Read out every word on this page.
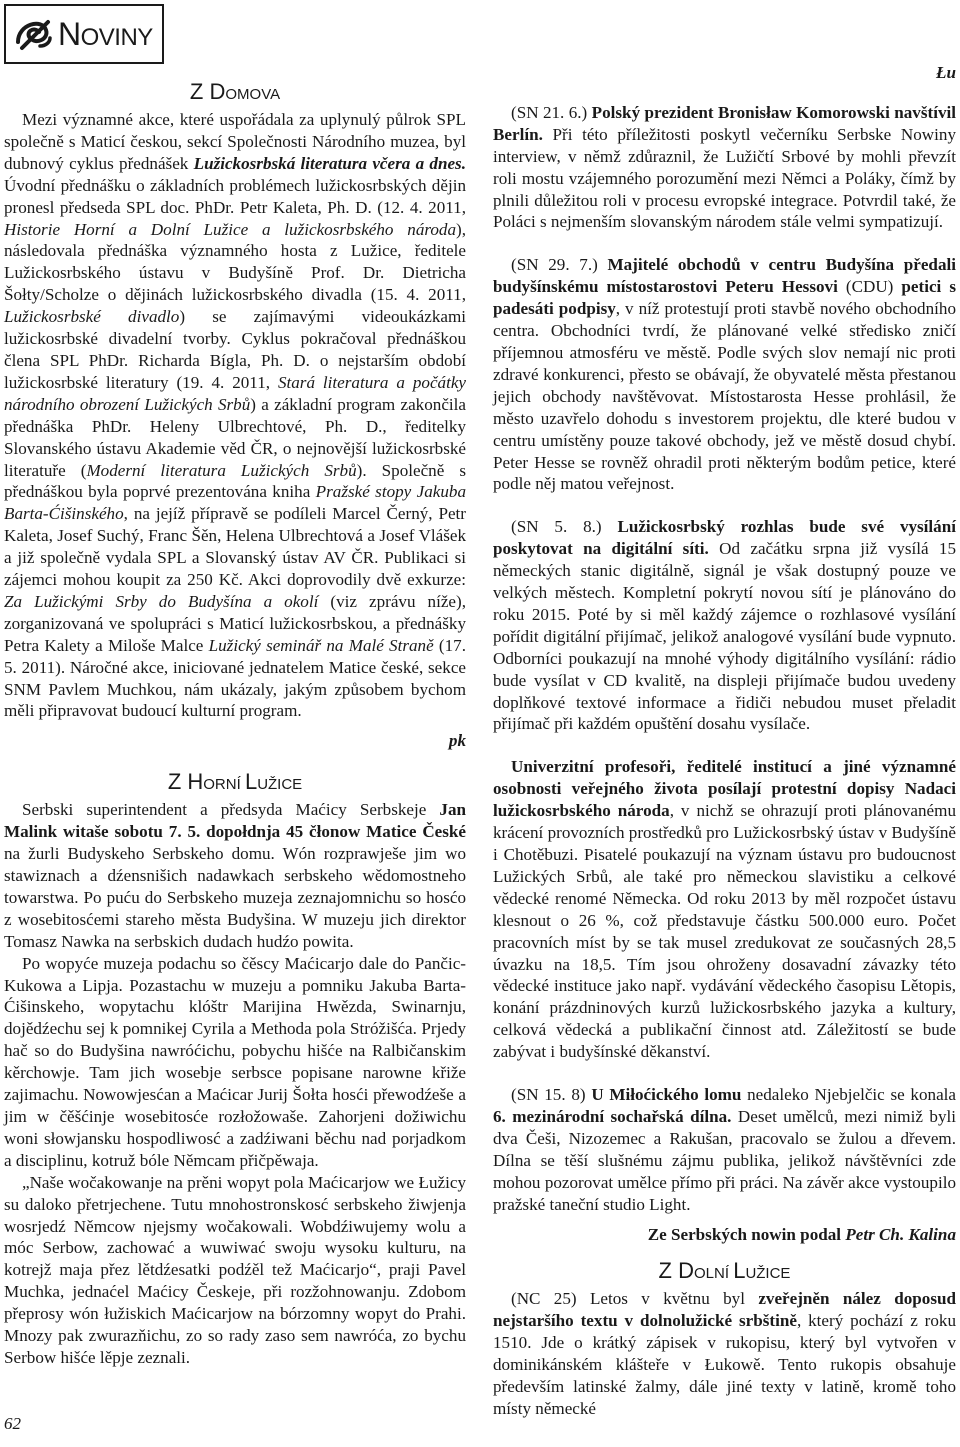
NOVINY
Z DOMOVA

Mezi významné akce, které uspořádala za uplynulý půlrok SPL společně s Maticí českou, sekcí Společnosti Národního muzea, byl dubnový cyklus přednášek Lužickosrbská literatura včera a dnes. Úvodní přednášku o základních problémech lužickosrbských dějin pronesl předseda SPL doc. PhDr. Petr Kaleta, Ph. D. (12. 4. 2011, Historie Horní a Dolní Lužice a lužickosrbského národa), následovala přednáška významného hosta z Lužice, ředitele Lužickosrbského ústavu v Budyšíně Prof. Dr. Dietricha Šołty/Scholze o dějinách lužickosrbského divadla (15. 4. 2011, Lužickosrbské divadlo) se zajímavými videoukázkami lužickosrbské divadelní tvorby. Cyklus pokračoval přednáškou člena SPL PhDr. Richarda Bígla, Ph. D. o nejstarším období lužickosrbské literatury (19. 4. 2011, Stará literatura a počátky národního obrození Lužických Srbů) a základní program zakončila přednáška PhDr. Heleny Ulbrechtové, Ph. D., ředitelky Slovanského ústavu Akademie věd ČR, o nejnovější lužickosrbské literatuře (Moderní literatura Lužických Srbů). Společně s přednáškou byla poprvé prezentována kniha Pražské stopy Jakuba Barta-Ćišinského, na jejíž přípravě se podíleli Marcel Černý, Petr Kaleta, Josef Suchý, Franc Šěn, Helena Ulbrechtová a Josef Vlášek a již společně vydala SPL a Slovanský ústav AV ČR. Publikaci si zájemci mohou koupit za 250 Kč. Akci doprovodily dvě exkurze: Za Lužickými Srby do Budyšína a okolí (viz zprávu níže), zorganizovaná ve spolupráci s Maticí lužickosrbskou, a přednášky Petra Kalety a Miloše Malce Lužický seminář na Malé Straně (17. 5. 2011). Náročné akce, iniciované jednatelem Matice české, sekce SNM Pavlem Muchkou, nám ukázaly, jakým způsobem bychom měli připravovat budoucí kulturní program.

pk

Z HORNÍ LUŽICE

Serbski superintendent a předsyda Maćicy Serbskeje Jan Malink witaše sobotu 7. 5. dopołdnja 45 čłonow Matice České na žurli Budyskeho Serbskeho domu. Wón rozprawješe jim wo stawiznach a dźensnišich nadawkach serbskeho wědomostneho towarstwa. Po puću do Serbskeho muzeja zeznajomnichu so hosćo z wosebitosćemi stareho města Budyšina. W muzeju jich direktor Tomasz Nawka na serbskich dudach hudźo powita.

Po wopyće muzeja podachu so čěscy Maćicarjo dale do Pančic-Kukowa a Lipja. Pozastachu w muzeju a pomniku Jakuba Barta-Ćišinskeho, wopytachu klóštr Marijina Hwězda, Swinarnju, dojědźechu sej k pomnikej Cyrila a Methoda pola Stróžišća. Prjedy hač so do Budyšina nawróćichu, pobychu hišće na Ralbičanskim kěrchowje. Tam jich wosebje serbsce popisane narowne křiže zajimachu. Nowowjesćan a Maćicar Jurij Šołta hosći přewodźeše a jim w čěšćinje wosebitosće rozłožowaše. Zahorjeni dožiwichu woni słowjansku hospodliwosć a zadźiwani běchu nad porjadkom a disciplinu, kotruž bóle Němcam přičpěwaja.

„Naše wočakowanje na prěni wopyt pola Maćicarjow we Łužicy su daloko přetrjechene. Tutu mnohostronskosć serbskeho žiwjenja wosrjedź Němcow njejsmy wočakowali. Wobdźiwujemy wolu a móc Serbow, zachować a wuwiwać swoju wysoku kulturu, na kotrejž maja přez lětdźesatki podźěl tež Maćicarjo“, praji Pavel Muchka, jednaćel Maćicy Českeje, při rozžohnowanju. Zdobom přeprosy wón łužiskich Maćicarjow na bórzomny wopyt do Prahi. Mnozy pak zwurazňichu, zo so rady zaso sem nawróća, zo bychu Serbow hišće lěpje zeznali.

Łu

(SN 21. 6.) Polský prezident Bronisław Komorowski navštívil Berlín. Při této příležitosti poskytl večerníku Serbske Nowiny interview, v němž zdůraznil, že Lužičtí Srbové by mohli převzít roli mostu vzájemného porozumění mezi Němci a Poláky, čímž by plnili důležitou roli v procesu evropské integrace. Potvrdil také, že Poláci s nejmenším slovanským národem stále velmi sympatizují.

(SN 29. 7.) Majitelé obchodů v centru Budyšína předali budyšínskému místostarostovi Peteru Hessovi (CDU) petici s padesáti podpisy, v níž protestují proti stavbě nového obchodního centra. Obchodníci tvrdí, že plánované velké středisko zničí příjemnou atmosféru ve městě. Podle svých slov nemají nic proti zdravé konkurenci, přesto se obávají, že obyvatelé města přestanou jejich obchody navštěvovat. Místostarosta Hesse prohlásil, že město uzavřelo dohodu s investorem projektu, dle které budou v centru umístěny pouze takové obchody, jež ve městě dosud chybí. Peter Hesse se rovněž ohradil proti některým bodům petice, které podle něj matou veřejnost.

(SN 5. 8.) Lužickosrbský rozhlas bude své vysílání poskytovat na digitální síti. Od začátku srpna již vysílá 15 německých stanic digitálně, signál je však dostupný pouze ve velkých městech. Kompletní pokrytí novou sítí je plánováno do roku 2015. Poté by si měl každý zájemce o rozhlasové vysílání pořídit digitální přijímač, jelikož analogové vysílání bude vypnuto. Odborníci poukazují na mnohé výhody digitálního vysílání: rádio bude vysílat v CD kvalitě, na displeji přijímače budou uvedeny doplňkové textové informace a řidiči nebudou muset přeladit přijímač při každém opuštění dosahu vysílače.

Univerzitní profesoři, ředitelé institucí a jiné významné osobnosti veřejného života posílají protestní dopisy Nadaci lužickosrbského národa, v nichž se ohrazují proti plánovanému krácení provozních prostředků pro Lužickosrbský ústav v Budyšíně i Chotěbuzi. Pisatelé poukazují na význam ústavu pro budoucnost Lužických Srbů, ale také pro německou slavistiku a celkové vědecké renomé Německa. Od roku 2013 by měl rozpočet ústavu klesnout o 26 %, což představuje částku 500.000 euro. Počet pracovních míst by se tak musel zredukovat ze současných 28,5 úvazku na 18,5. Tím jsou ohroženy dosavadní závazky této vědecké instituce jako např. vydávání vědeckého časopisu Lětopis, konání prázdninových kurzů lužickosrbského jazyka a kultury, celková vědecká a publikační činnost atd. Záležitostí se bude zabývat i budyšínské děkanství.

(SN 15. 8) U Miłoćického lomu nedaleko Njebjelčic se konala 6. mezinárodní sochařská dílna. Deset umělců, mezi nimiž byli dva Češi, Nizozemec a Rakušan, pracovalo se žulou a dřevem. Dílna se těší slušnému zájmu publika, jelikož návštěvníci zde mohou pozorovat umělce přímo při práci. Na závěr akce vystoupilo pražské taneční studio Light.

Ze Serbských nowin podal Petr Ch. Kalina

Z DOLNÍ LUŽICE

(NC 25) Letos v květnu byl zveřejněn nález doposud nejstaršího textu v dolnolužické srbštině, který pochází z roku 1510. Jde o krátký zápisek v rukopisu, který byl vytvořen v dominikánském klášteře v Łukowě. Tento rukopis obsahuje především latinské žalmy, dále jiné texty v latině, kromě toho místy německé

62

-- -- --

**INSTRUCTIONS TO FOLLOW:**
Make a word-for-word copy of the entries, without any pictures.

**SOLUTION TO THIS PROBLEM:**
Read out every word on this page.
NOVINY
Z DOMOVA

Mezi významné akce, které uspořádala za uplynulý půlrok SPL společně s Maticí českou, sekcí Společnosti Národního muzea, byl dubnový cyklus přednášek Lužickosrbská literatura včera a dnes. Úvodní přednášku o základních problémech lužickosrbských dějin pronesl předseda SPL doc. PhDr. Petr Kaleta, Ph. D. (12. 4. 2011, Historie Horní a Dolní Lužice a lužickosrbského národa), následovala přednáška významného hosta z Lužice, ředitele Lužickosrbského ústavu v Budyšíně Prof. Dr. Dietricha Šołty/Scholze o dějinách lužickosrbského divadla (15. 4. 2011, Lužickosrbské divadlo) se zajímavými videoukázkami lužickosrbské divadelní tvorby. Cyklus pokračoval přednáškou člena SPL PhDr. Richarda Bígla, Ph. D. o nejstarším období lužickosrbské literatury (19. 4. 2011, Stará literatura a počátky národního obrození Lužických Srbů) a základní program zakončila přednáška PhDr. Heleny Ulbrechtové, Ph. D., ředitelky Slovanského ústavu Akademie věd ČR, o nejnovější lužickosrbské literatuře (Moderní literatura Lužických Srbů). Společně s přednáškou byla poprvé prezentována kniha Pražské stopy Jakuba Barta-Ćišinského, na jejíž přípravě se podíleli Marcel Černý, Petr Kaleta, Josef Suchý, Franc Šěn, Helena Ulbrechtová a Josef Vlášek a již společně vydala SPL a Slovanský ústav AV ČR. Publikaci si zájemci mohou koupit za 250 Kč. Akci doprovodily dvě exkurze: Za Lužickými Srby do Budyšína a okolí (viz zprávu níže), zorganizovaná ve spolupráci s Maticí lužickosrbskou, a přednášky Petra Kalety a Miloše Malce Lužický seminář na Malé Straně (17. 5. 2011). Náročné akce, iniciované jednatelem Matice české, sekce SNM Pavlem Muchkou, nám ukázaly, jakým způsobem bychom měli připravovat budoucí kulturní program.

pk

Z HORNÍ LUŽICE

Serbski superintendent a předsyda Maćicy Serbskeje Jan Malink witaše sobotu 7. 5. dopołdnja 45 čłonow Matice České na žurli Budyskeho Serbskeho domu. Wón rozprawješe jim wo stawiznach a dźensnišich nadawkach serbskeho wědomostneho towarstwa. Po puću do Serbskeho muzeja zeznajomnichu so hosćo z wosebitosćemi stareho města Budyšina. W muzeju jich direktor Tomasz Nawka na serbskich dudach hudźo powita.

Po wopyće muzeja podachu so čěscy Maćicarjo dale do Pančic-Kukowa a Lipja. Pozastachu w muzeju a pomniku Jakuba Barta-Ćišinskeho, wopytachu klóštr Marijina Hwězda, Swinarnju, dojědźechu sej k pomnikej Cyrila a Methoda pola Stróžišća. Prjedy hač so do Budyšina nawróćichu, pobychu hišće na Ralbičanskim kěrchowje. Tam jich wosebje serbsce popisane narowne křiže zajimachu. Nowowjesćan a Maćicar Jurij Šołta hosći přewodźeše a jim w čěšćinje wosebitosće rozłožowaše. Zahorjeni dožiwichu woni słowjansku hospodliwosć a zadźiwani běchu nad porjadkom a disciplinu, kotruž bóle Němcam přičpěwaja.

„Naše wočakowanje na prěni wopyt pola Maćicarjow we Łužicy su daloko přetrjechene. Tutu mnohostronskosć serbskeho žiwjenja wosrjedź Němcow njejsmy wočakowali. Wobdźiwujemy wolu a móc Serbow, zachować a wuwiwać swoju wysoku kulturu, na kotrejž maja přez lětdźesatki podźěl tež Maćicarjo“, praji Pavel Muchka, jednaćel Maćicy Českeje, při rozžohnowanju. Zdobom přeprosy wón łužiskich Maćicarjow na bórzomny wopyt do Prahi. Mnozy pak zwurazňichu, zo so rady zaso sem nawróća, zo bychu Serbow hišće lěpje zeznali.

Łu

(SN 21. 6.) Polský prezident Bronisław Komorowski navštívil Berlín. Při této příležitosti poskytl večerníku Serbske Nowiny interview, v němž zdůraznil, že Lužičtí Srbové by mohli převzít roli mostu vzájemného porozumění mezi Němci a Poláky, čímž by plnili důležitou roli v procesu evropské integrace. Potvrdil také, že Poláci s nejmenším slovanským národem stále velmi sympatizují.

(SN 29. 7.) Majitelé obchodů v centru Budyšína předali budyšínskému místostarostovi Peteru Hessovi (CDU) petici s padesáti podpisy, v níž protestují proti stavbě nového obchodního centra. Obchodníci tvrdí, že plánované velké středisko zničí příjemnou atmosféru ve městě. Podle svých slov nemají nic proti zdravé konkurenci, přesto se obávají, že obyvatelé města přestanou jejich obchody navštěvovat. Místostarosta Hesse prohlásil, že město uzavřelo dohodu s investorem projektu, dle které budou v centru umístěny pouze takové obchody, jež ve městě dosud chybí. Peter Hesse se rovněž ohradil proti některým bodům petice, které podle něj matou veřejnost.

(SN 5. 8.) Lužickosrbský rozhlas bude své vysílání poskytovat na digitální síti. Od začátku srpna již vysílá 15 německých stanic digitálně, signál je však dostupný pouze ve velkých městech. Kompletní pokrytí novou sítí je plánováno do roku 2015. Poté by si měl každý zájemce o rozhlasové vysílání pořídit digitální přijímač, jelikož analogové vysílání bude vypnuto. Odborníci poukazují na mnohé výhody digitálního vysílání: rádio bude vysílat v CD kvalitě, na displeji přijímače budou uvedeny doplňkové textové informace a řidiči nebudou muset přeladit přijímač při každém opuštění dosahu vysílače.

Univerzitní profesoři, ředitelé institucí a jiné významné osobnosti veřejného života posílají protestní dopisy Nadaci lužickosrbského národa, v nichž se ohrazují proti plánovanému krácení provozních prostředků pro Lužickosrbský ústav v Budyšíně i Chotěbuzi. Pisatelé poukazují na význam ústavu pro budoucnost Lužických Srbů, ale také pro německou slavistiku a celkové vědecké renomé Německa. Od roku 2013 by měl rozpočet ústavu klesnout o 26 %, což představuje částku 500.000 euro. Počet pracovních míst by se tak musel zredukovat ze současných 28,5 úvazku na 18,5. Tím jsou ohroženy dosavadní závazky této vědecké instituce jako např. vydávání vědeckého časopisu Lětopis, konání prázdninových kurzů lužickosrbského jazyka a kultury, celková vědecká a publikační činnost atd. Záležitostí se bude zabývat i budyšínské děkanství.

(SN 15. 8) U Miłoćického lomu nedaleko Njebjelčic se konala 6. mezinárodní sochařská dílna. Deset umělců, mezi nimiž byli dva Češi, Nizozemec a Rakušan, pracovalo se žulou a dřevem. Dílna se těší slušnému zájmu publika, jelikož návštěvníci zde mohou pozorovat umělce přímo při práci. Na závěr akce vystoupilo pražské taneční studio Light.

Ze Serbských nowin podal Petr Ch. Kalina

Z DOLNÍ LUŽICE

(NC 25) Letos v květnu byl zveřejněn nález doposud nejstaršího textu v dolnolužické srbštině, který pochází z roku 1510. Jde o krátký zápisek v rukopisu, který byl vytvořen v dominikánském klášteře v Łukowě. Tento rukopis obsahuje především latinské žalmy, dále jiné texty v latině, kromě toho místy německé

62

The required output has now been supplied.